_Work required_
Begin with the line containing "Extract all readable text from this page." and copy each line exactly through the last line of the entries, inclusive.

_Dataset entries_
╭──

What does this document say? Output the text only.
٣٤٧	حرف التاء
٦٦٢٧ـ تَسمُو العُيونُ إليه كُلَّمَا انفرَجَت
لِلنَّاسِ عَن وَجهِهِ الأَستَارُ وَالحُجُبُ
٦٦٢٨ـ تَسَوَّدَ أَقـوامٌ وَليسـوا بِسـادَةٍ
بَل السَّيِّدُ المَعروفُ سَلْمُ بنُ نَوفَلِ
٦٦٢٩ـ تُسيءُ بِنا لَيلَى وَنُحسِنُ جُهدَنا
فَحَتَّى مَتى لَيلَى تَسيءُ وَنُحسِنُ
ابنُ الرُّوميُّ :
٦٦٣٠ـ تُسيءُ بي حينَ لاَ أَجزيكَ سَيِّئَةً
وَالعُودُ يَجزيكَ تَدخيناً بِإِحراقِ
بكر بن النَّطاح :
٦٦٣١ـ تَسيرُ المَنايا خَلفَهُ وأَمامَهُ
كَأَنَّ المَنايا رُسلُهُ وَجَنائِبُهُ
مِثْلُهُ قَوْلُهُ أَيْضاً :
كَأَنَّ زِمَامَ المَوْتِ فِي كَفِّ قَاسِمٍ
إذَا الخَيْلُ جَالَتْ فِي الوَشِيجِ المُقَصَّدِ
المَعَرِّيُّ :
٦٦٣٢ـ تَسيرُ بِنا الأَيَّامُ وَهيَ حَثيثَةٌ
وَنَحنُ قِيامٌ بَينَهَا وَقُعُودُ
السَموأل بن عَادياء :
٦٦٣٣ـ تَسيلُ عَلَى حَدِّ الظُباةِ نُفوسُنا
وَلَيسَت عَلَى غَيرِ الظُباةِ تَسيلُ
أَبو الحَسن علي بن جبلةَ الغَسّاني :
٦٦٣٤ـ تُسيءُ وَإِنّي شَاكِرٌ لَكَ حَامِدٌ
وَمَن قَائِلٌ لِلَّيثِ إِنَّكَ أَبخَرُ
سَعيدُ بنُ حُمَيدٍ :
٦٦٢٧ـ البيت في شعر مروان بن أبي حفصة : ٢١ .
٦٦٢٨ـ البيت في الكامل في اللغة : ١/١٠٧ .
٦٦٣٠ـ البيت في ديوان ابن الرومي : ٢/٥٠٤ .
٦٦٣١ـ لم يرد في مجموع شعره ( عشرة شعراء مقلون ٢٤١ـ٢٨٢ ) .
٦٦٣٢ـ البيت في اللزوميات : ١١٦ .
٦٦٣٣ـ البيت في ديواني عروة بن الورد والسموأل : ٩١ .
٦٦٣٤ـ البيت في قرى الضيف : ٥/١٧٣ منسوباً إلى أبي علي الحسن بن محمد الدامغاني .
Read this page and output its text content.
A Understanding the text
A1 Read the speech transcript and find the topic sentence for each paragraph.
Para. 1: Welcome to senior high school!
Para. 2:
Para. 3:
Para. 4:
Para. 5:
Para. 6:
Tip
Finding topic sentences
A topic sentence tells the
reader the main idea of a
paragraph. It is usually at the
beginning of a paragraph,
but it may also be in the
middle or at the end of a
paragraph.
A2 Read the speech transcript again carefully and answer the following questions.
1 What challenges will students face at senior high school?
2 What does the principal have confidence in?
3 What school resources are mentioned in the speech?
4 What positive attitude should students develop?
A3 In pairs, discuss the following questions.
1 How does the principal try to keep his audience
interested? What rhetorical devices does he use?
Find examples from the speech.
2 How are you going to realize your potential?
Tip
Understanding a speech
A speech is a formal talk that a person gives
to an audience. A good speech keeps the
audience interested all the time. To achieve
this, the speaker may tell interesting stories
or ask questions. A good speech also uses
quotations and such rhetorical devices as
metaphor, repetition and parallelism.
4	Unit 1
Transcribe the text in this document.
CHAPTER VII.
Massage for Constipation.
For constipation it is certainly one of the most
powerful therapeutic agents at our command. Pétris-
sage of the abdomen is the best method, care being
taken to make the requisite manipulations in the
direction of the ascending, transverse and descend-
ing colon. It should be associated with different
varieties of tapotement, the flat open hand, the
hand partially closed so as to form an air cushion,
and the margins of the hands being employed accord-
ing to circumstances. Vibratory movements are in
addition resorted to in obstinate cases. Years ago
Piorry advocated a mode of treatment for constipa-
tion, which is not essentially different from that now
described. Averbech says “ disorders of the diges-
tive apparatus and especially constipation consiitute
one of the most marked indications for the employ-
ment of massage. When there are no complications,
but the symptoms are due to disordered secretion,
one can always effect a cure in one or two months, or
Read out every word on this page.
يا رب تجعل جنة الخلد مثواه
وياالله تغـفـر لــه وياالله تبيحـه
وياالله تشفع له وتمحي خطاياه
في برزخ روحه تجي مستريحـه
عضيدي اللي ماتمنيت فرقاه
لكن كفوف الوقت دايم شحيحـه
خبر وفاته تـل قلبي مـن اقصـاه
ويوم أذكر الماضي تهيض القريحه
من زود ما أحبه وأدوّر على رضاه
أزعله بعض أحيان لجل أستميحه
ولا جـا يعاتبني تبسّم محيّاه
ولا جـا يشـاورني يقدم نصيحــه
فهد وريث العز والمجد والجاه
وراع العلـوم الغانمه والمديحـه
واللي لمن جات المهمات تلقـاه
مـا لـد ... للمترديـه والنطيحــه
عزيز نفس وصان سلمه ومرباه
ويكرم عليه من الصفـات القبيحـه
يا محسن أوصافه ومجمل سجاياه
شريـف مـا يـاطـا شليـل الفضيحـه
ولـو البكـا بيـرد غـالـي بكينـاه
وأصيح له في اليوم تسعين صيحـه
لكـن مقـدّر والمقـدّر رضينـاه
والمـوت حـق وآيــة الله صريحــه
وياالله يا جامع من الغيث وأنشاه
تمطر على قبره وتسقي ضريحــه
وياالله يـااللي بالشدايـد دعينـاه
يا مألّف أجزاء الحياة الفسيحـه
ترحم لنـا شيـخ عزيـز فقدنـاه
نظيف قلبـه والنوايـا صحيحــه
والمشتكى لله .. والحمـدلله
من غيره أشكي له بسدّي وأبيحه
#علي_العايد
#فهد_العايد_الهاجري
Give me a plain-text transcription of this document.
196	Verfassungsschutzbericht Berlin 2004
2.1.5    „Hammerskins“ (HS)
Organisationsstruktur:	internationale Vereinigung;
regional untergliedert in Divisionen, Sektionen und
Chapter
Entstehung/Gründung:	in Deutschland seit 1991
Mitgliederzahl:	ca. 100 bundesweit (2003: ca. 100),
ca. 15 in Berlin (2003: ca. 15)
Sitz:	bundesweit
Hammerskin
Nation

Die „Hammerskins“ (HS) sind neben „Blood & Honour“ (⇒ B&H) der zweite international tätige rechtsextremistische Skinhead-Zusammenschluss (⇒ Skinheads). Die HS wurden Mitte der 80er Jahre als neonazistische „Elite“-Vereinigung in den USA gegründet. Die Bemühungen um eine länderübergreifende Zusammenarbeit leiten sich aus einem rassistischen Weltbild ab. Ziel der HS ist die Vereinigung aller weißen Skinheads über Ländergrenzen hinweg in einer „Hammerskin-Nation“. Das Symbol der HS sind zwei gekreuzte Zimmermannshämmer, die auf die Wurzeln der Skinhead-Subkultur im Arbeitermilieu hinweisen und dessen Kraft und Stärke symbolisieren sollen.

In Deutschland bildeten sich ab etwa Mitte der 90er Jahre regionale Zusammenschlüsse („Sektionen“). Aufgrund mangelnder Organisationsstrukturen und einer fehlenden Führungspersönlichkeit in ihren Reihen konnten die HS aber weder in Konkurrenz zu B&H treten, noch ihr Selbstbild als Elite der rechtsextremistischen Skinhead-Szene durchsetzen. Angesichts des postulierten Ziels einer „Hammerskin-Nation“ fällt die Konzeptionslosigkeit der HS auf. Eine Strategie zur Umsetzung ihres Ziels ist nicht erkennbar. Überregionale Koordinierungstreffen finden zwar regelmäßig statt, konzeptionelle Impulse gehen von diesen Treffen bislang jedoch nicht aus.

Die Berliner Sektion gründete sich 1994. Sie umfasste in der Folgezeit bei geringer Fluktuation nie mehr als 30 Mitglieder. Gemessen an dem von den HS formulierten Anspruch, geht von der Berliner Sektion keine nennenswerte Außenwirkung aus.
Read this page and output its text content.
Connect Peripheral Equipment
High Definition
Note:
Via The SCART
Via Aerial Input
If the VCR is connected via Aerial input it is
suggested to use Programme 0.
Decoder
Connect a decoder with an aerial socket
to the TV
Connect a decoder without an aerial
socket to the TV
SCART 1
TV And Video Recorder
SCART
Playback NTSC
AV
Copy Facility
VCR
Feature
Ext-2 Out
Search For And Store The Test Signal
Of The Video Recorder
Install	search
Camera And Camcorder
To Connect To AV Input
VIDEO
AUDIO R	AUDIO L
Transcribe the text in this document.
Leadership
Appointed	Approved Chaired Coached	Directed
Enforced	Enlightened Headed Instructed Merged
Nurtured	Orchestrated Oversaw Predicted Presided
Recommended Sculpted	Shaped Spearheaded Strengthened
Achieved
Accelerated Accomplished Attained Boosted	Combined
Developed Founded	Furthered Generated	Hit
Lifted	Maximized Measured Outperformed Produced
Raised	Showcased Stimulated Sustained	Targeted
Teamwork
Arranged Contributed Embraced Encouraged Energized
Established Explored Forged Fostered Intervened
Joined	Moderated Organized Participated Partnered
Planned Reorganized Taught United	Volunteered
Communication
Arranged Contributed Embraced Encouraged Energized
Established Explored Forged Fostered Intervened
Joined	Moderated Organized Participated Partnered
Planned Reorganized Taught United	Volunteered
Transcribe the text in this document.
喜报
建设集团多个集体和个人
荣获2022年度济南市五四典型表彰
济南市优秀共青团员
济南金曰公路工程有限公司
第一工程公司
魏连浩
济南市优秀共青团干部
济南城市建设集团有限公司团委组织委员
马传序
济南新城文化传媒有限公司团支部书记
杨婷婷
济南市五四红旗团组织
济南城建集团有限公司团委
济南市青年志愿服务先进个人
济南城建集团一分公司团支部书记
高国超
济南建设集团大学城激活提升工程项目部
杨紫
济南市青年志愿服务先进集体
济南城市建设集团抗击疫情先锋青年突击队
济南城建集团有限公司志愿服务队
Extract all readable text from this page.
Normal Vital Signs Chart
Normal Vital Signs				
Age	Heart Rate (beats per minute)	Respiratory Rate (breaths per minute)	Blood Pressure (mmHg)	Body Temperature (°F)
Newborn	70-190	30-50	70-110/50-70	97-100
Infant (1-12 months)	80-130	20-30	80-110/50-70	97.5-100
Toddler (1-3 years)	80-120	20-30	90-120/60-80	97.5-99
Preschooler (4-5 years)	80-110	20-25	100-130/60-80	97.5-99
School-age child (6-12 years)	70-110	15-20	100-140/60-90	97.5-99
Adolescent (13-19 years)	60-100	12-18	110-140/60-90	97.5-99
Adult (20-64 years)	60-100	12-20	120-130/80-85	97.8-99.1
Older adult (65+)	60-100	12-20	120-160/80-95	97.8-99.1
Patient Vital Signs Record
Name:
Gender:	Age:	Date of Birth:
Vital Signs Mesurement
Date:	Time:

╰──

_Solution_
Extract all readable text from this page.
Normal Vital Signs Chart
Normal Vital Signs				
Age	Heart Rate (beats per minute)	Respiratory Rate (breaths per minute)	Blood Pressure (mmHg)	Body Temperature (°F)
Newborn	70-190	30-50	70-110/50-70	97-100
Infant (1-12 months)	80-130	20-30	80-110/50-70	97.5-100
Toddler (1-3 years)	80-120	20-30	90-120/60-80	97.5-99
Preschooler (4-5 years)	80-110	20-25	100-130/60-80	97.5-99
School-age child (6-12 years)	70-110	15-20	100-140/60-90	97.5-99
Adolescent (13-19 years)	60-100	12-18	110-140/60-90	97.5-99
Adult (20-64 years)	60-100	12-20	120-130/80-85	97.8-99.1
Older adult (65+)	60-100	12-20	120-160/80-95	97.8-99.1
Patient Vital Signs Record
Name:
Gender:	Age:	Date of Birth:
Vital Signs Mesurement
Date:	Time:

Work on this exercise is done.